Stored entries
------------------------------------------------------------------------
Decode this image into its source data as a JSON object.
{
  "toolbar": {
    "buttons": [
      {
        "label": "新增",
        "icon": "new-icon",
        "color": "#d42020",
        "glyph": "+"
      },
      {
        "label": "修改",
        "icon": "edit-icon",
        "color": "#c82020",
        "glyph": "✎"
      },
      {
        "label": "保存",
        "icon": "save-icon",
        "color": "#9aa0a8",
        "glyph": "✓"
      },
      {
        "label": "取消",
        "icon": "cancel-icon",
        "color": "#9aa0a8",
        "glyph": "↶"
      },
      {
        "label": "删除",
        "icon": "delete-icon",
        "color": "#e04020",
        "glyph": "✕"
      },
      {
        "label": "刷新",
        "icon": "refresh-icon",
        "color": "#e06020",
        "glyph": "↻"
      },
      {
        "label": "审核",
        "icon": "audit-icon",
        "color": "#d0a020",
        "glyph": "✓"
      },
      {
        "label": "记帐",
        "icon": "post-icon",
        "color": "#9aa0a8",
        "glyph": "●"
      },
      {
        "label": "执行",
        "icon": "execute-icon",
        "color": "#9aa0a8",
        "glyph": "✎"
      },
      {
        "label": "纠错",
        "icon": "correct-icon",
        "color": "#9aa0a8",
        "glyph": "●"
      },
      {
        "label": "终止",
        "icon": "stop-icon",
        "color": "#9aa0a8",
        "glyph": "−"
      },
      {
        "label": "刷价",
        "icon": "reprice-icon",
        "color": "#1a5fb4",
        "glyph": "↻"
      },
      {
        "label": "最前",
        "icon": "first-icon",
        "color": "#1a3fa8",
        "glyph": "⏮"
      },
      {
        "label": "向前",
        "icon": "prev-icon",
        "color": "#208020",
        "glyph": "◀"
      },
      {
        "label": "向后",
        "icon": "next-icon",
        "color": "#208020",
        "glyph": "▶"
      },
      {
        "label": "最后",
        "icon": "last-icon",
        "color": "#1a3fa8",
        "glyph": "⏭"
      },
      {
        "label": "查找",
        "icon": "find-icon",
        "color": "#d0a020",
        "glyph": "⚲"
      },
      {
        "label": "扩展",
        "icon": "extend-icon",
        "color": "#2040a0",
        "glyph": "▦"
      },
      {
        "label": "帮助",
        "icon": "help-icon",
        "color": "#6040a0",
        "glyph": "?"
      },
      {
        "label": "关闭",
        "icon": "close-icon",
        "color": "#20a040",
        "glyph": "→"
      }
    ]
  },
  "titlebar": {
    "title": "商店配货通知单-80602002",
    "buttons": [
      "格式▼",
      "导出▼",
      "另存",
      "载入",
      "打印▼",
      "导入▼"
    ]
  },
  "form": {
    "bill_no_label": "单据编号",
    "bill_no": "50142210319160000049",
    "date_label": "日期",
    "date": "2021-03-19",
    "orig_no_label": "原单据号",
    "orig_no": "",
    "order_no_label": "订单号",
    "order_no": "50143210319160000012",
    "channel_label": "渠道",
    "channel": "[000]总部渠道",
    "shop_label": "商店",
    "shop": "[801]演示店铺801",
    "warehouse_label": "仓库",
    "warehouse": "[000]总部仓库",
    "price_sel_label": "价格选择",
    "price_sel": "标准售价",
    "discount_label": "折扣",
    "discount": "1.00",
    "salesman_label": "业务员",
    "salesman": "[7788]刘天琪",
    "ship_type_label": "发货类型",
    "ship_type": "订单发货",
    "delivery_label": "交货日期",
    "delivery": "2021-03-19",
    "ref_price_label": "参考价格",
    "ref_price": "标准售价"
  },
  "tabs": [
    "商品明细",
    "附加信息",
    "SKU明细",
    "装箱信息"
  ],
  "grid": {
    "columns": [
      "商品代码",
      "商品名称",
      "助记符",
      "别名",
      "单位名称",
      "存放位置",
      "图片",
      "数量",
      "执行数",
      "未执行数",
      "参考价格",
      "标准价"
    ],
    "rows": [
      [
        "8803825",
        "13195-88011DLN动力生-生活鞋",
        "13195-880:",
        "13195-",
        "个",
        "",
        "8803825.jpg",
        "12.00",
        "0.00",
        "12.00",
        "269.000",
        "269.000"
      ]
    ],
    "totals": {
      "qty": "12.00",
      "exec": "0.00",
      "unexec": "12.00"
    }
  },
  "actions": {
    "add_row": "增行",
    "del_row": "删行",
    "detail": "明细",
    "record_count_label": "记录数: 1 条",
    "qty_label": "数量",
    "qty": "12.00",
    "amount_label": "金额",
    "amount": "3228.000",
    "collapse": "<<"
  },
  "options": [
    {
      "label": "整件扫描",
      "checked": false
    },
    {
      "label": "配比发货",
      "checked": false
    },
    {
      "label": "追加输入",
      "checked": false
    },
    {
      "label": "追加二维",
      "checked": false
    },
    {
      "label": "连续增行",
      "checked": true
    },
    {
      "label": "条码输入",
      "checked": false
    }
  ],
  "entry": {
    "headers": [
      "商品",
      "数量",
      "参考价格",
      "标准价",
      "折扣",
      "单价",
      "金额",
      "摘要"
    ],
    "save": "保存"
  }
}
------------------------------------------------------------------------
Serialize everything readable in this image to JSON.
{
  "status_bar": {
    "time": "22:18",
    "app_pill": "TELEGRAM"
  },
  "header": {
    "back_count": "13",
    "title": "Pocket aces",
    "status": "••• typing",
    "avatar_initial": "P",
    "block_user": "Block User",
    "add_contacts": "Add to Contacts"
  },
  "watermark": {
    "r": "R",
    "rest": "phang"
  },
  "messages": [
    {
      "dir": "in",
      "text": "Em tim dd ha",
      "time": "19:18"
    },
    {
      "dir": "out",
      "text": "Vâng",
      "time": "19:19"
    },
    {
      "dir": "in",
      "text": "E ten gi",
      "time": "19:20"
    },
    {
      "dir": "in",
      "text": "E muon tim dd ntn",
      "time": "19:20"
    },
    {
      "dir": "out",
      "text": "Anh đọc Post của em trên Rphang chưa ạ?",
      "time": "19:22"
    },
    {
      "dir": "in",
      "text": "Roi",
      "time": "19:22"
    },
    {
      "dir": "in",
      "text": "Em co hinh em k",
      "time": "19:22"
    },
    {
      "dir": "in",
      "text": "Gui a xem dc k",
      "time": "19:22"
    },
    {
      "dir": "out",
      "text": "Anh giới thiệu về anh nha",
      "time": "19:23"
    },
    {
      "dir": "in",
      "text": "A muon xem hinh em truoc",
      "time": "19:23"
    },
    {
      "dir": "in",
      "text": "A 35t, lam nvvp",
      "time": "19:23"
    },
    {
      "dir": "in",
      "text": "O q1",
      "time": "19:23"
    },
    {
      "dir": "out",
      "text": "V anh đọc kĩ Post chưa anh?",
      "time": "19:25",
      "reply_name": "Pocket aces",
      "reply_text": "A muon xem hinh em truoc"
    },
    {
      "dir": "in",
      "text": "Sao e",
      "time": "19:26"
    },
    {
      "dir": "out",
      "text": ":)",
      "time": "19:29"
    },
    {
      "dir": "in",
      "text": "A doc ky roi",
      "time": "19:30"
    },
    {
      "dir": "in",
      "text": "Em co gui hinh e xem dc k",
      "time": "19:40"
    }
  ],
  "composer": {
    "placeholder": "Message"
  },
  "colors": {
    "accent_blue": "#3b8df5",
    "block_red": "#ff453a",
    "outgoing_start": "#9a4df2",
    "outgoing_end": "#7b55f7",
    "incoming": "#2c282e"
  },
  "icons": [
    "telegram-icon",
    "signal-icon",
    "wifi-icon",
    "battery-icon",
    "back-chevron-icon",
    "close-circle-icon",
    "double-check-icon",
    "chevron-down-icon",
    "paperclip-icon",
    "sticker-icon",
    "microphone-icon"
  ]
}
------------------------------------------------------------------------
THE TASK
Check each line of the data above for the string "chưa" and report only how many lines have it.

RESULT FOR THIS TASK
2